-- Start RECORDS SUPPLIED --

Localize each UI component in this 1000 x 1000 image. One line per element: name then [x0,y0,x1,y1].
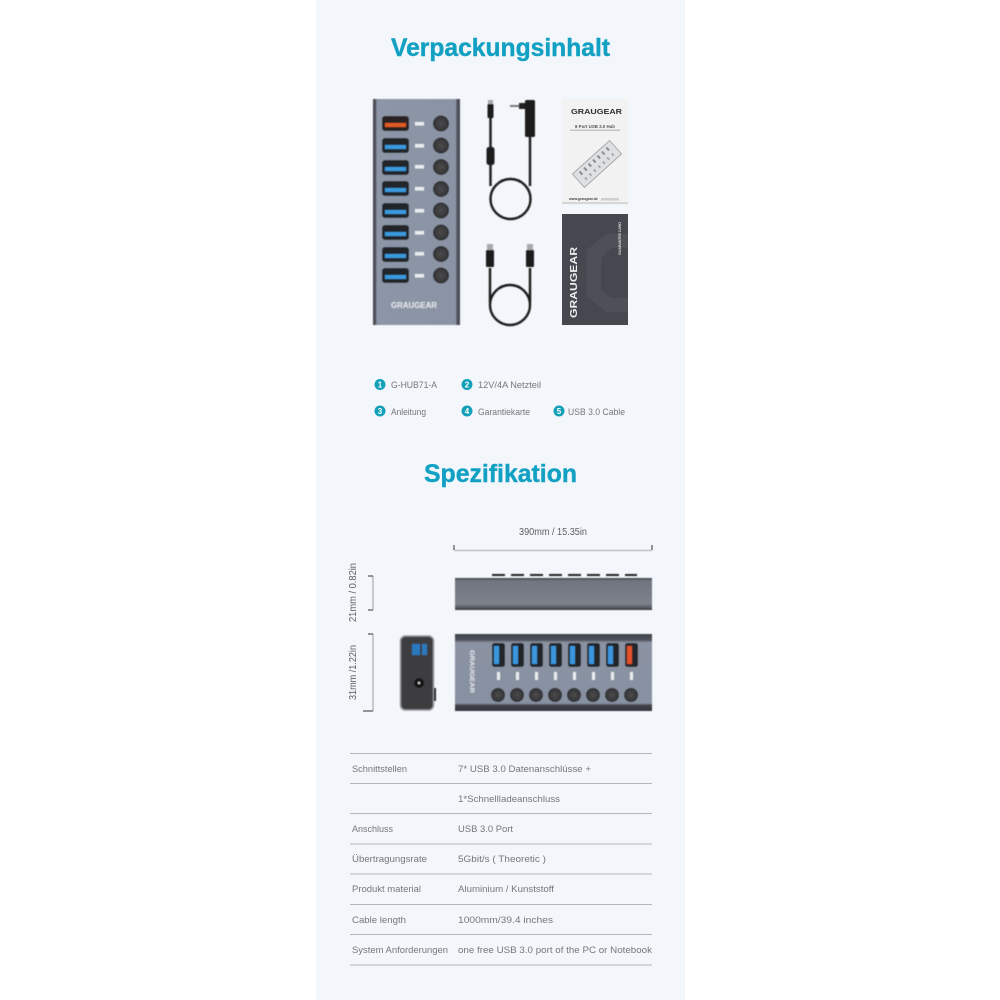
USB 3.0 cable [486,244,534,325]
legend item 3: 3 [378,407,383,416]
row: Übertragungsrate: Übertragungsrate [352,854,427,865]
row: Anschluss: USB 3.0 Port [458,824,513,835]
dimension: height 21mm: 21mm / 0.82in [348,563,359,622]
row: System Anforderungen: one free USB 3.0 port of the PC or Notebook [458,945,652,956]
top view buttons [491,688,638,702]
row: Übertragungsrate: 5Gbit/s ( Theoretic ) [458,854,546,865]
dimension: height 21mm [348,563,373,622]
manual logo: GRAUGEAR [571,107,623,116]
legend item 5: 5 [557,407,562,416]
row: Produkt material: Aluminium / Kunststoff [458,884,554,895]
row: Anschluss [352,824,513,835]
top view LEDs [497,672,633,680]
row: Schnittstellen: Schnittstellen [352,764,407,775]
row: Cable length [352,915,553,926]
port 6 [382,225,409,240]
background panel [316,0,685,1000]
port 8 [382,268,409,283]
row: System Anforderungen [352,945,652,956]
legend item 4 [462,406,530,418]
port 5 [382,203,409,218]
power adapter with cable [486,100,535,219]
legend item 4: 4 [465,407,470,416]
end view power jack [414,678,424,688]
top view port inserts [494,646,632,664]
product: USB hub front view [373,99,460,325]
row: Schnittstellen [352,764,591,775]
manual footer: www.graugear.de [568,197,598,201]
row: Produkt material: Produkt material [352,884,421,895]
port 2 [382,138,409,153]
top view logo: GRAUGEAR [468,650,475,693]
legend item 1: 1 [378,380,383,390]
legend item 5: USB 3.0 Cable [568,407,625,418]
manual title: 8 Port USB 3.0 Hub [575,124,615,129]
hub end view [400,636,436,710]
dimension: depth 31mm [348,634,373,711]
row: Cable length: 1000mm/39.4 inches [458,915,553,926]
legend item 1 [374,379,438,391]
legend item 4: Garantiekarte [478,407,530,418]
card logo: GRAUGEAR [569,246,580,318]
row: Schnellladeanschluss: 1*Schnellladeanschluss [458,794,560,805]
end view switch [434,688,436,701]
top view ports [492,643,638,667]
hub side view [455,575,652,610]
legend item 1: G-HUB71-A [391,380,438,391]
dimension: length [454,527,652,550]
legend item 3 [374,406,426,418]
manual booklet [562,99,628,205]
legend item 2: 2 [465,380,470,390]
card watermark G [587,234,628,312]
status LEDs [415,122,424,278]
hub top view [455,634,652,711]
row: System Anforderungen: System Anforderungen [352,945,448,956]
card label: GUARANTEE CARD [618,222,622,255]
heading: Verpackungsinhalt: Verpackungsinhalt [391,34,611,62]
port 1: orange [382,116,409,131]
heading: Spezifikation: Spezifikation [424,460,577,488]
row: Cable length: Cable length [352,915,406,926]
legend item 3: Anleitung [391,407,426,418]
legend item 2: 12V/4A Netzteil [478,380,541,391]
row: Produkt material [352,884,554,895]
power buttons [433,116,449,284]
dimension: depth 31mm: 31mm /1.22in [348,645,359,700]
row: Übertragungsrate [352,854,546,865]
end view USB ports [412,644,427,655]
manual hub illustration [572,141,622,187]
port 3 [382,160,409,175]
port 4 [382,181,409,196]
port 7 [382,247,409,262]
guarantee card [562,214,628,325]
dimension: length: 390mm / 15.35in [519,527,587,538]
legend [374,379,625,418]
side view buttons [492,574,637,576]
specification table [350,754,652,965]
hub logo: GRAUGEAR [391,301,437,310]
legend item 5 [554,406,625,418]
row: Schnittstellen: 7* USB 3.0 Datenanschlüsse + [458,764,591,775]
row: Anschluss: Anschluss [352,824,393,835]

-- End RECORDS SUPPLIED --

### REQUIRED TASK
Filter the lines above, keeping only those that contain the string "Produkt". Case counts, so a match must have the same capitalization.

### SOLUTION TO THIS PROBLEM
row: Produkt material: Aluminium / Kunststoff [458,884,554,895]
row: Produkt material: Produkt material [352,884,421,895]
row: Produkt material [352,884,554,895]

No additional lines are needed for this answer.